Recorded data
□ □ □ □ □

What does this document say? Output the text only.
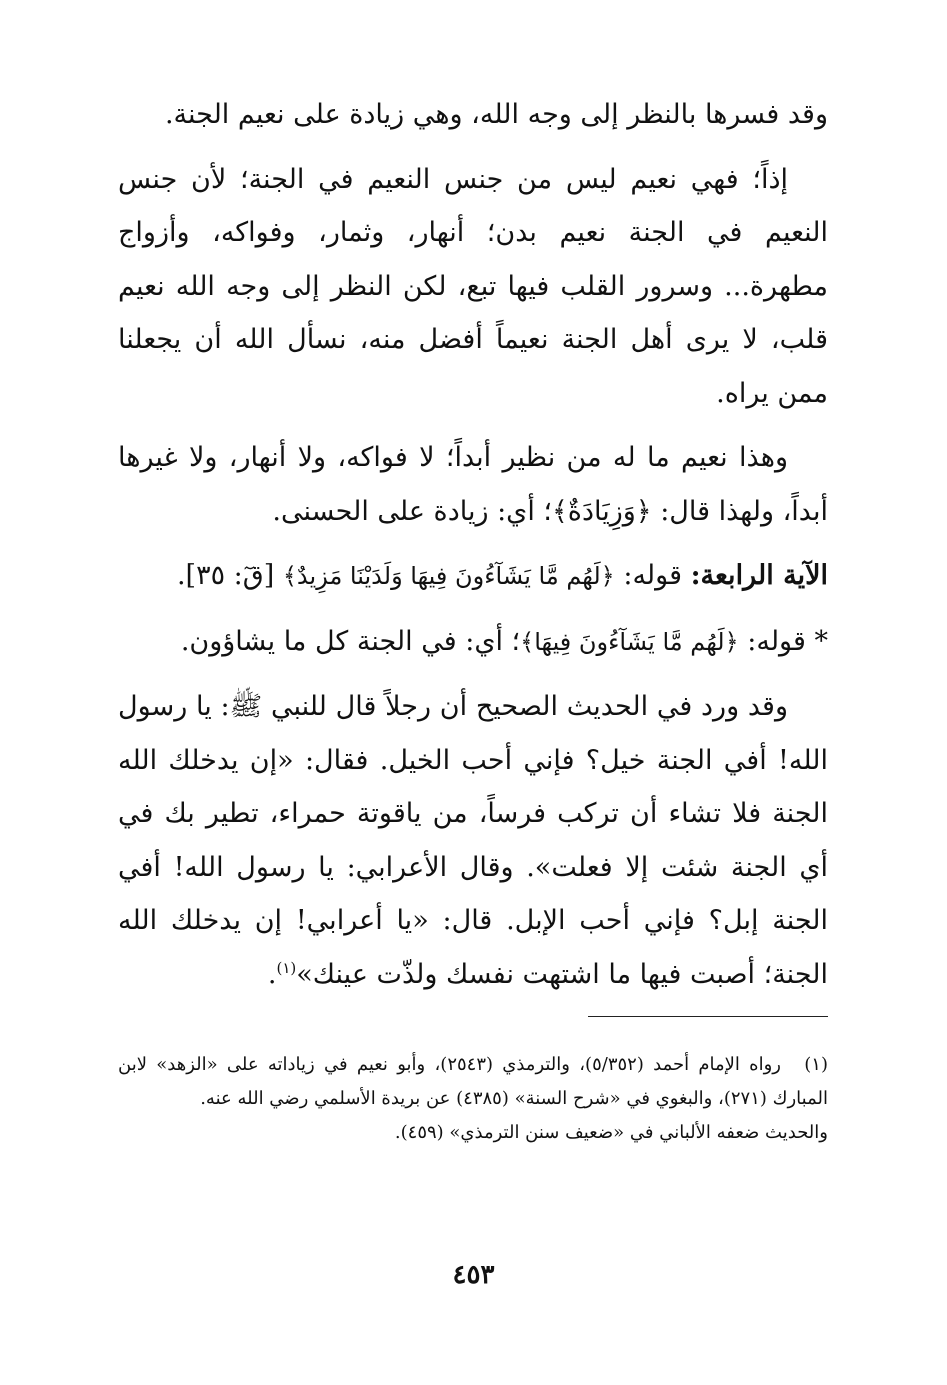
وقد فسرها بالنظر إلى وجه الله، وهي زيادة على نعيم الجنة.

إذاً؛ فهي نعيم ليس من جنس النعيم في الجنة؛ لأن جنس النعيم في الجنة نعيم بدن؛ أنهار، وثمار، وفواكه، وأزواج مطهرة... وسرور القلب فيها تبع، لكن النظر إلى وجه الله نعيم قلب، لا يرى أهل الجنة نعيماً أفضل منه، نسأل الله أن يجعلنا ممن يراه.

وهذا نعيم ما له من نظير أبداً؛ لا فواكه، ولا أنهار، ولا غيرها أبداً، ولهذا قال: ﴿وَزِيَادَةٌ﴾؛ أي: زيادة على الحسنى.

الآية الرابعة: قوله: ﴿لَهُم مَّا يَشَآءُونَ فِيهَا وَلَدَيْنَا مَزِيدٌ﴾ [قٓ: ٣٥].

* قوله: ﴿لَهُم مَّا يَشَآءُونَ فِيهَا﴾؛ أي: في الجنة كل ما يشاؤون.

وقد ورد في الحديث الصحيح أن رجلاً قال للنبي ﷺ: يا رسول الله! أفي الجنة خيل؟ فإني أحب الخيل. فقال: «إن يدخلك الله الجنة فلا تشاء أن تركب فرساً، من ياقوتة حمراء، تطير بك في أي الجنة شئت إلا فعلت». وقال الأعرابي: يا رسول الله! أفي الجنة إبل؟ فإني أحب الإبل. قال: «يا أعرابي! إن يدخلك الله الجنة؛ أصبت فيها ما اشتهت نفسك ولذّت عينك»$^{(١)}$.

(١) رواه الإمام أحمد (٥/٣٥٢)، والترمذي (٢٥٤٣)، وأبو نعيم في زياداته على «الزهد» لابن المبارك (٢٧١)، والبغوي في «شرح السنة» (٤٣٨٥) عن بريدة الأسلمي رضي الله عنه.

والحديث ضعفه الألباني في «ضعيف سنن الترمذي» (٤٥٩).

٤٥٣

□ □ □ □ □

Leave out the pictures and transcribe everything else exactly.

What does this document say? Output the text only.
وقد فسرها بالنظر إلى وجه الله، وهي زيادة على نعيم الجنة.

إذاً؛ فهي نعيم ليس من جنس النعيم في الجنة؛ لأن جنس النعيم في الجنة نعيم بدن؛ أنهار، وثمار، وفواكه، وأزواج مطهرة... وسرور القلب فيها تبع، لكن النظر إلى وجه الله نعيم قلب، لا يرى أهل الجنة نعيماً أفضل منه، نسأل الله أن يجعلنا ممن يراه.

وهذا نعيم ما له من نظير أبداً؛ لا فواكه، ولا أنهار، ولا غيرها أبداً، ولهذا قال: ﴿وَزِيَادَةٌ﴾؛ أي: زيادة على الحسنى.

الآية الرابعة: قوله: ﴿لَهُم مَّا يَشَآءُونَ فِيهَا وَلَدَيْنَا مَزِيدٌ﴾ [قٓ: ٣٥].

* قوله: ﴿لَهُم مَّا يَشَآءُونَ فِيهَا﴾؛ أي: في الجنة كل ما يشاؤون.

وقد ورد في الحديث الصحيح أن رجلاً قال للنبي ﷺ: يا رسول الله! أفي الجنة خيل؟ فإني أحب الخيل. فقال: «إن يدخلك الله الجنة فلا تشاء أن تركب فرساً، من ياقوتة حمراء، تطير بك في أي الجنة شئت إلا فعلت». وقال الأعرابي: يا رسول الله! أفي الجنة إبل؟ فإني أحب الإبل. قال: «يا أعرابي! إن يدخلك الله الجنة؛ أصبت فيها ما اشتهت نفسك ولذّت عينك»$^{(١)}$.

(١) رواه الإمام أحمد (٥/٣٥٢)، والترمذي (٢٥٤٣)، وأبو نعيم في زياداته على «الزهد» لابن المبارك (٢٧١)، والبغوي في «شرح السنة» (٤٣٨٥) عن بريدة الأسلمي رضي الله عنه.

والحديث ضعفه الألباني في «ضعيف سنن الترمذي» (٤٥٩).

٤٥٣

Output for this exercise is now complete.